Write the listing out again, all of it, word for word.

── Data to process

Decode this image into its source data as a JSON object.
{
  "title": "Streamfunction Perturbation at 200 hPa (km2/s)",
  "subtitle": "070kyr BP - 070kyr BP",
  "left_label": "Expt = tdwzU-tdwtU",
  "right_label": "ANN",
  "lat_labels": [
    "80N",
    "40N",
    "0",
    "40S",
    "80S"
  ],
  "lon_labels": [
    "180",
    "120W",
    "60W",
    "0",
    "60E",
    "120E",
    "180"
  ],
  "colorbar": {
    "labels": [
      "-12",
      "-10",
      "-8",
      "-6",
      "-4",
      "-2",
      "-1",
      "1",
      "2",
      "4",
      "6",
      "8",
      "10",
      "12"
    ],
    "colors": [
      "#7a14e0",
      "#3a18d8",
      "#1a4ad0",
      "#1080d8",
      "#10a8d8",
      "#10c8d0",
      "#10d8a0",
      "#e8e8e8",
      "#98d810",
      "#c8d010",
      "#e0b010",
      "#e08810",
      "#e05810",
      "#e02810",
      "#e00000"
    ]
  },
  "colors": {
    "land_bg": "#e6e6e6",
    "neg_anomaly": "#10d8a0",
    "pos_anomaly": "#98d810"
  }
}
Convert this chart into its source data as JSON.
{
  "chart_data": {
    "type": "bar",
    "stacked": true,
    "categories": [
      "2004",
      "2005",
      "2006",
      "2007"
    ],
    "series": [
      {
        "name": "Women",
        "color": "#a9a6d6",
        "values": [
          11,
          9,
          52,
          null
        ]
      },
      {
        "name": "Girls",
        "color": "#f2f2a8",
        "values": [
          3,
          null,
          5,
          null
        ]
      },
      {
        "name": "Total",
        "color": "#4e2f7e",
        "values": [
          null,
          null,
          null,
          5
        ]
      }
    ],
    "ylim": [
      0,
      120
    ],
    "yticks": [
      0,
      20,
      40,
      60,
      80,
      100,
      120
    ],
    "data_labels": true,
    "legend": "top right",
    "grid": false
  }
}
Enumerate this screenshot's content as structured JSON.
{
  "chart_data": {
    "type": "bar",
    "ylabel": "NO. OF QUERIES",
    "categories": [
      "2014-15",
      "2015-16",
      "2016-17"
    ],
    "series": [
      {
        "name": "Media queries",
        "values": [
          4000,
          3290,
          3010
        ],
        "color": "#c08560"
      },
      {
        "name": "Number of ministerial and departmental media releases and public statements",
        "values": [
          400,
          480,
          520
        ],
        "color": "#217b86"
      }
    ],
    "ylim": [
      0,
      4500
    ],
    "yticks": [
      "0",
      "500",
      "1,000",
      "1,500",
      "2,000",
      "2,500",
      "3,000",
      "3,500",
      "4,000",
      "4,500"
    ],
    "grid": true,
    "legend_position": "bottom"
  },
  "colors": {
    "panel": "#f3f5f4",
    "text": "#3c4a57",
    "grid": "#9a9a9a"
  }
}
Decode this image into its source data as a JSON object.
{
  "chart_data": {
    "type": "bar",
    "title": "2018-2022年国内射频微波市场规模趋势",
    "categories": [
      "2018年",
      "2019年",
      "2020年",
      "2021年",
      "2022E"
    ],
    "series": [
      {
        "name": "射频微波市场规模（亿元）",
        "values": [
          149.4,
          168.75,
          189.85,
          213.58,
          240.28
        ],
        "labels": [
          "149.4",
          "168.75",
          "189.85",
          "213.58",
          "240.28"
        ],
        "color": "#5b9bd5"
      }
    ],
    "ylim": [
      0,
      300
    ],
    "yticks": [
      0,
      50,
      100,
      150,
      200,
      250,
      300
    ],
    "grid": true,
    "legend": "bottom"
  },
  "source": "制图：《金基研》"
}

────

| Correct response |
Decode this image into its source data as a JSON object.
{
  "title": "Streamfunction Perturbation at 200 hPa (km2/s)",
  "subtitle": "070kyr BP - 070kyr BP",
  "left_label": "Expt = tdwzU-tdwtU",
  "right_label": "ANN",
  "lat_labels": [
    "80N",
    "40N",
    "0",
    "40S",
    "80S"
  ],
  "lon_labels": [
    "180",
    "120W",
    "60W",
    "0",
    "60E",
    "120E",
    "180"
  ],
  "colorbar": {
    "labels": [
      "-12",
      "-10",
      "-8",
      "-6",
      "-4",
      "-2",
      "-1",
      "1",
      "2",
      "4",
      "6",
      "8",
      "10",
      "12"
    ],
    "colors": [
      "#7a14e0",
      "#3a18d8",
      "#1a4ad0",
      "#1080d8",
      "#10a8d8",
      "#10c8d0",
      "#10d8a0",
      "#e8e8e8",
      "#98d810",
      "#c8d010",
      "#e0b010",
      "#e08810",
      "#e05810",
      "#e02810",
      "#e00000"
    ]
  },
  "colors": {
    "land_bg": "#e6e6e6",
    "neg_anomaly": "#10d8a0",
    "pos_anomaly": "#98d810"
  }
}
Convert this chart into its source data as JSON.
{
  "chart_data": {
    "type": "bar",
    "stacked": true,
    "categories": [
      "2004",
      "2005",
      "2006",
      "2007"
    ],
    "series": [
      {
        "name": "Women",
        "color": "#a9a6d6",
        "values": [
          11,
          9,
          52,
          null
        ]
      },
      {
        "name": "Girls",
        "color": "#f2f2a8",
        "values": [
          3,
          null,
          5,
          null
        ]
      },
      {
        "name": "Total",
        "color": "#4e2f7e",
        "values": [
          null,
          null,
          null,
          5
        ]
      }
    ],
    "ylim": [
      0,
      120
    ],
    "yticks": [
      0,
      20,
      40,
      60,
      80,
      100,
      120
    ],
    "data_labels": true,
    "legend": "top right",
    "grid": false
  }
}
Enumerate this screenshot's content as structured JSON.
{
  "chart_data": {
    "type": "bar",
    "ylabel": "NO. OF QUERIES",
    "categories": [
      "2014-15",
      "2015-16",
      "2016-17"
    ],
    "series": [
      {
        "name": "Media queries",
        "values": [
          4000,
          3290,
          3010
        ],
        "color": "#c08560"
      },
      {
        "name": "Number of ministerial and departmental media releases and public statements",
        "values": [
          400,
          480,
          520
        ],
        "color": "#217b86"
      }
    ],
    "ylim": [
      0,
      4500
    ],
    "yticks": [
      "0",
      "500",
      "1,000",
      "1,500",
      "2,000",
      "2,500",
      "3,000",
      "3,500",
      "4,000",
      "4,500"
    ],
    "grid": true,
    "legend_position": "bottom"
  },
  "colors": {
    "panel": "#f3f5f4",
    "text": "#3c4a57",
    "grid": "#9a9a9a"
  }
}
Decode this image into its source data as a JSON object.
{
  "chart_data": {
    "type": "bar",
    "title": "2018-2022年国内射频微波市场规模趋势",
    "categories": [
      "2018年",
      "2019年",
      "2020年",
      "2021年",
      "2022E"
    ],
    "series": [
      {
        "name": "射频微波市场规模（亿元）",
        "values": [
          149.4,
          168.75,
          189.85,
          213.58,
          240.28
        ],
        "labels": [
          "149.4",
          "168.75",
          "189.85",
          "213.58",
          "240.28"
        ],
        "color": "#5b9bd5"
      }
    ],
    "ylim": [
      0,
      300
    ],
    "yticks": [
      0,
      50,
      100,
      150,
      200,
      250,
      300
    ],
    "grid": true,
    "legend": "bottom"
  },
  "source": "制图：《金基研》"
}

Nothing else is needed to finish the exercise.